<<<<

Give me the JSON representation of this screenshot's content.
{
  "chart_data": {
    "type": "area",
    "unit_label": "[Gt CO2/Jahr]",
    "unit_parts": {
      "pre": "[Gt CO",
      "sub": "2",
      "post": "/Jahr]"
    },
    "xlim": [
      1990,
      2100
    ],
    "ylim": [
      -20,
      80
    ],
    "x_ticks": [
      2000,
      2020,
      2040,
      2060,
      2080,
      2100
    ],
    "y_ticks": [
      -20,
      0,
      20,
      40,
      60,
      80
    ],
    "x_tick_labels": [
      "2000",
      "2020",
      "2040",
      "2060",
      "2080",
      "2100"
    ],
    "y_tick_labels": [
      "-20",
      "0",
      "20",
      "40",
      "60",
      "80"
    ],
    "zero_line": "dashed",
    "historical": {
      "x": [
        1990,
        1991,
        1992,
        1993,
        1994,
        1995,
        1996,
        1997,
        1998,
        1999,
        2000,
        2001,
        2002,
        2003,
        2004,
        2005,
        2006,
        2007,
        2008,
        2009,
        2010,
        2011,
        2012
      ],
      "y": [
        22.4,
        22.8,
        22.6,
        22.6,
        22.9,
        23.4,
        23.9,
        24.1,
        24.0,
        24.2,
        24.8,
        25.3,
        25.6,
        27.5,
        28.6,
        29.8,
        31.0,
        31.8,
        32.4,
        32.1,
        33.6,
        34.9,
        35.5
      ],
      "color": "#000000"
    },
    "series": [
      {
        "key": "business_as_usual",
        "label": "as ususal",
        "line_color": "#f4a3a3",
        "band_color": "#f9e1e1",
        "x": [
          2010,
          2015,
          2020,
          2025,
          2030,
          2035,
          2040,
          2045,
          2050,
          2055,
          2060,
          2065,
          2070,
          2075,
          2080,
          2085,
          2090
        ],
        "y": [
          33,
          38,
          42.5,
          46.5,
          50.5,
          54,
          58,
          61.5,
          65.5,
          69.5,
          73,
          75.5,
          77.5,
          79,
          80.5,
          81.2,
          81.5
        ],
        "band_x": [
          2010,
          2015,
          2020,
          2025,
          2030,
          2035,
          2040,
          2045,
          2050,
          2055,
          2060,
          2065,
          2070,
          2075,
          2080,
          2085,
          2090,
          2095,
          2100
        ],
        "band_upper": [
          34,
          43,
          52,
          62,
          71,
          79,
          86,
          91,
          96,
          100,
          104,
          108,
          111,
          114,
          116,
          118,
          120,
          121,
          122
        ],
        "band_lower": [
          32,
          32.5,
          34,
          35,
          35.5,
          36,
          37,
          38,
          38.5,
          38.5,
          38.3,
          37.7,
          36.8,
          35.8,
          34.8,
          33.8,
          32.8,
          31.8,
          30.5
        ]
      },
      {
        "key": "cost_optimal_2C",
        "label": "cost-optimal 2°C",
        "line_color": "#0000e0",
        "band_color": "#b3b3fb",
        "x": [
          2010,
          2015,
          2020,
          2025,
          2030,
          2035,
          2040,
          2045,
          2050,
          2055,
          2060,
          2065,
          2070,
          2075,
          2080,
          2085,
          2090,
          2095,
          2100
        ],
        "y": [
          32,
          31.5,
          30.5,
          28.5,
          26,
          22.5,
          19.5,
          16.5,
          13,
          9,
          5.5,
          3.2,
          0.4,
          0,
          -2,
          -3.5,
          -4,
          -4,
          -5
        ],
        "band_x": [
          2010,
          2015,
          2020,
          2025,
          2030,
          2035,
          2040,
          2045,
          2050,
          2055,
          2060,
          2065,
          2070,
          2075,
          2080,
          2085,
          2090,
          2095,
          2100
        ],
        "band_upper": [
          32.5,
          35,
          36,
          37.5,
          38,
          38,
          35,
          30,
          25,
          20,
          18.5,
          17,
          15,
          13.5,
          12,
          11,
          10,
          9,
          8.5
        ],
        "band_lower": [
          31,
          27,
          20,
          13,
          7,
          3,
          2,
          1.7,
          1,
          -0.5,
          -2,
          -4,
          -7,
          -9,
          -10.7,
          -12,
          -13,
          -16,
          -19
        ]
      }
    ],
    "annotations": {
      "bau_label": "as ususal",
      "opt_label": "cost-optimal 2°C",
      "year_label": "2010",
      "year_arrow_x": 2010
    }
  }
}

>>>>

**Written exercise:** Output all of the material exactly as written.

**Completed exercise:**
Give me the JSON representation of this screenshot's content.
{
  "chart_data": {
    "type": "area",
    "unit_label": "[Gt CO2/Jahr]",
    "unit_parts": {
      "pre": "[Gt CO",
      "sub": "2",
      "post": "/Jahr]"
    },
    "xlim": [
      1990,
      2100
    ],
    "ylim": [
      -20,
      80
    ],
    "x_ticks": [
      2000,
      2020,
      2040,
      2060,
      2080,
      2100
    ],
    "y_ticks": [
      -20,
      0,
      20,
      40,
      60,
      80
    ],
    "x_tick_labels": [
      "2000",
      "2020",
      "2040",
      "2060",
      "2080",
      "2100"
    ],
    "y_tick_labels": [
      "-20",
      "0",
      "20",
      "40",
      "60",
      "80"
    ],
    "zero_line": "dashed",
    "historical": {
      "x": [
        1990,
        1991,
        1992,
        1993,
        1994,
        1995,
        1996,
        1997,
        1998,
        1999,
        2000,
        2001,
        2002,
        2003,
        2004,
        2005,
        2006,
        2007,
        2008,
        2009,
        2010,
        2011,
        2012
      ],
      "y": [
        22.4,
        22.8,
        22.6,
        22.6,
        22.9,
        23.4,
        23.9,
        24.1,
        24.0,
        24.2,
        24.8,
        25.3,
        25.6,
        27.5,
        28.6,
        29.8,
        31.0,
        31.8,
        32.4,
        32.1,
        33.6,
        34.9,
        35.5
      ],
      "color": "#000000"
    },
    "series": [
      {
        "key": "business_as_usual",
        "label": "as ususal",
        "line_color": "#f4a3a3",
        "band_color": "#f9e1e1",
        "x": [
          2010,
          2015,
          2020,
          2025,
          2030,
          2035,
          2040,
          2045,
          2050,
          2055,
          2060,
          2065,
          2070,
          2075,
          2080,
          2085,
          2090
        ],
        "y": [
          33,
          38,
          42.5,
          46.5,
          50.5,
          54,
          58,
          61.5,
          65.5,
          69.5,
          73,
          75.5,
          77.5,
          79,
          80.5,
          81.2,
          81.5
        ],
        "band_x": [
          2010,
          2015,
          2020,
          2025,
          2030,
          2035,
          2040,
          2045,
          2050,
          2055,
          2060,
          2065,
          2070,
          2075,
          2080,
          2085,
          2090,
          2095,
          2100
        ],
        "band_upper": [
          34,
          43,
          52,
          62,
          71,
          79,
          86,
          91,
          96,
          100,
          104,
          108,
          111,
          114,
          116,
          118,
          120,
          121,
          122
        ],
        "band_lower": [
          32,
          32.5,
          34,
          35,
          35.5,
          36,
          37,
          38,
          38.5,
          38.5,
          38.3,
          37.7,
          36.8,
          35.8,
          34.8,
          33.8,
          32.8,
          31.8,
          30.5
        ]
      },
      {
        "key": "cost_optimal_2C",
        "label": "cost-optimal 2°C",
        "line_color": "#0000e0",
        "band_color": "#b3b3fb",
        "x": [
          2010,
          2015,
          2020,
          2025,
          2030,
          2035,
          2040,
          2045,
          2050,
          2055,
          2060,
          2065,
          2070,
          2075,
          2080,
          2085,
          2090,
          2095,
          2100
        ],
        "y": [
          32,
          31.5,
          30.5,
          28.5,
          26,
          22.5,
          19.5,
          16.5,
          13,
          9,
          5.5,
          3.2,
          0.4,
          0,
          -2,
          -3.5,
          -4,
          -4,
          -5
        ],
        "band_x": [
          2010,
          2015,
          2020,
          2025,
          2030,
          2035,
          2040,
          2045,
          2050,
          2055,
          2060,
          2065,
          2070,
          2075,
          2080,
          2085,
          2090,
          2095,
          2100
        ],
        "band_upper": [
          32.5,
          35,
          36,
          37.5,
          38,
          38,
          35,
          30,
          25,
          20,
          18.5,
          17,
          15,
          13.5,
          12,
          11,
          10,
          9,
          8.5
        ],
        "band_lower": [
          31,
          27,
          20,
          13,
          7,
          3,
          2,
          1.7,
          1,
          -0.5,
          -2,
          -4,
          -7,
          -9,
          -10.7,
          -12,
          -13,
          -16,
          -19
        ]
      }
    ],
    "annotations": {
      "bau_label": "as ususal",
      "opt_label": "cost-optimal 2°C",
      "year_label": "2010",
      "year_arrow_x": 2010
    }
  }
}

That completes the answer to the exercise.